● **THE REQUEST**
Identify the lines bearing the string "Escritorio" and gather them.

● **RAW DATA**
____________________
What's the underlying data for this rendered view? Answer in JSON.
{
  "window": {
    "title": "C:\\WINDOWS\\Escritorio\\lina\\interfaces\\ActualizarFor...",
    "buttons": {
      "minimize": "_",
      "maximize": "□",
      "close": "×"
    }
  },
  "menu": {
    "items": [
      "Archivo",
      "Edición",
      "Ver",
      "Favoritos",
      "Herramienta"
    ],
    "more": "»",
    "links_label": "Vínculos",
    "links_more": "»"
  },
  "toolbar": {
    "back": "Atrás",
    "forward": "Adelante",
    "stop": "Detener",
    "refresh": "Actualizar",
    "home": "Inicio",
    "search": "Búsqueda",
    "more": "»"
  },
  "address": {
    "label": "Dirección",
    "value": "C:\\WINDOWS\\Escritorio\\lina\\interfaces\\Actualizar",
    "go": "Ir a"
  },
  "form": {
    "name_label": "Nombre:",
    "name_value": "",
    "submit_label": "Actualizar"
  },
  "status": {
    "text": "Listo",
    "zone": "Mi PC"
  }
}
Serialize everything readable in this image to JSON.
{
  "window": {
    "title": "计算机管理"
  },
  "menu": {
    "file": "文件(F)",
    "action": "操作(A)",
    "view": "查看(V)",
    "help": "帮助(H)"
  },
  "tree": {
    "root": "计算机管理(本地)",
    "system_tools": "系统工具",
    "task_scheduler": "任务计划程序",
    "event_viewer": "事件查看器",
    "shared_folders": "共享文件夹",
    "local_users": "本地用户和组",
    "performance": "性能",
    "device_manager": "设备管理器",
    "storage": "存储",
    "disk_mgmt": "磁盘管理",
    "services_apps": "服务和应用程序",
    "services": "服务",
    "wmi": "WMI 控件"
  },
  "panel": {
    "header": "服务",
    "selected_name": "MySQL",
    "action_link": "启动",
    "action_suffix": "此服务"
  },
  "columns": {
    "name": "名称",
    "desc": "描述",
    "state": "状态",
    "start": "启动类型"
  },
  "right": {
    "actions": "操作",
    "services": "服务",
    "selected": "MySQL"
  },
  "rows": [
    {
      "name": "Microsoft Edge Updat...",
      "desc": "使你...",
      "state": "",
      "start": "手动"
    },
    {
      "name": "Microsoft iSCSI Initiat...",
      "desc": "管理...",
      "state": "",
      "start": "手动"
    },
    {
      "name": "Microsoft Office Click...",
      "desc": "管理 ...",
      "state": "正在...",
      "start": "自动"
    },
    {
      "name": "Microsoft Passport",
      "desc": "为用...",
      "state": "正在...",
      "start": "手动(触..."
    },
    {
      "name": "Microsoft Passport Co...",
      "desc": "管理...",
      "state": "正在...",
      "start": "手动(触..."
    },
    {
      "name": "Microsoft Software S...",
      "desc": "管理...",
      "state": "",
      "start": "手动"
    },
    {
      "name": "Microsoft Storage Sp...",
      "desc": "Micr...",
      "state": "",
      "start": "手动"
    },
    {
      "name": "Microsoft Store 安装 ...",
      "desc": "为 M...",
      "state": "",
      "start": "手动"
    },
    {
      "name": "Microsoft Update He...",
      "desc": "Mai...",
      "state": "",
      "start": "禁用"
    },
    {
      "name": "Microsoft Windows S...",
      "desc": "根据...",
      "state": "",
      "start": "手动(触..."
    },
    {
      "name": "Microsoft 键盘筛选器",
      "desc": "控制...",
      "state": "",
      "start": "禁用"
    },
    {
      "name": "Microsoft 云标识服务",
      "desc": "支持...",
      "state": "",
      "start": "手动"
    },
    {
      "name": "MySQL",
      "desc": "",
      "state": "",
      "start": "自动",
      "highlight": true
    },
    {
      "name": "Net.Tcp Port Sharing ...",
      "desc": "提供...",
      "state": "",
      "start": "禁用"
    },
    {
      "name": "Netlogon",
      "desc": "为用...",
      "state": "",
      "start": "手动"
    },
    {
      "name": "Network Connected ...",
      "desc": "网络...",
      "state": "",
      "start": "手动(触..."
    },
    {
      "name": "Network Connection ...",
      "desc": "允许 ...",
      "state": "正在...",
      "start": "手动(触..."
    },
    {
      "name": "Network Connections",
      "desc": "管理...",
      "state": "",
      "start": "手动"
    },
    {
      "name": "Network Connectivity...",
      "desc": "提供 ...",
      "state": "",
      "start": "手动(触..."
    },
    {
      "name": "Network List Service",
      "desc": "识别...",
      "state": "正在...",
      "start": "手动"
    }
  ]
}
____________________
● **RESULT BELOW**
    "title": "C:\\WINDOWS\\Escritorio\\lina\\interfaces\\ActualizarFor...",
    "value": "C:\\WINDOWS\\Escritorio\\lina\\interfaces\\Actualizar",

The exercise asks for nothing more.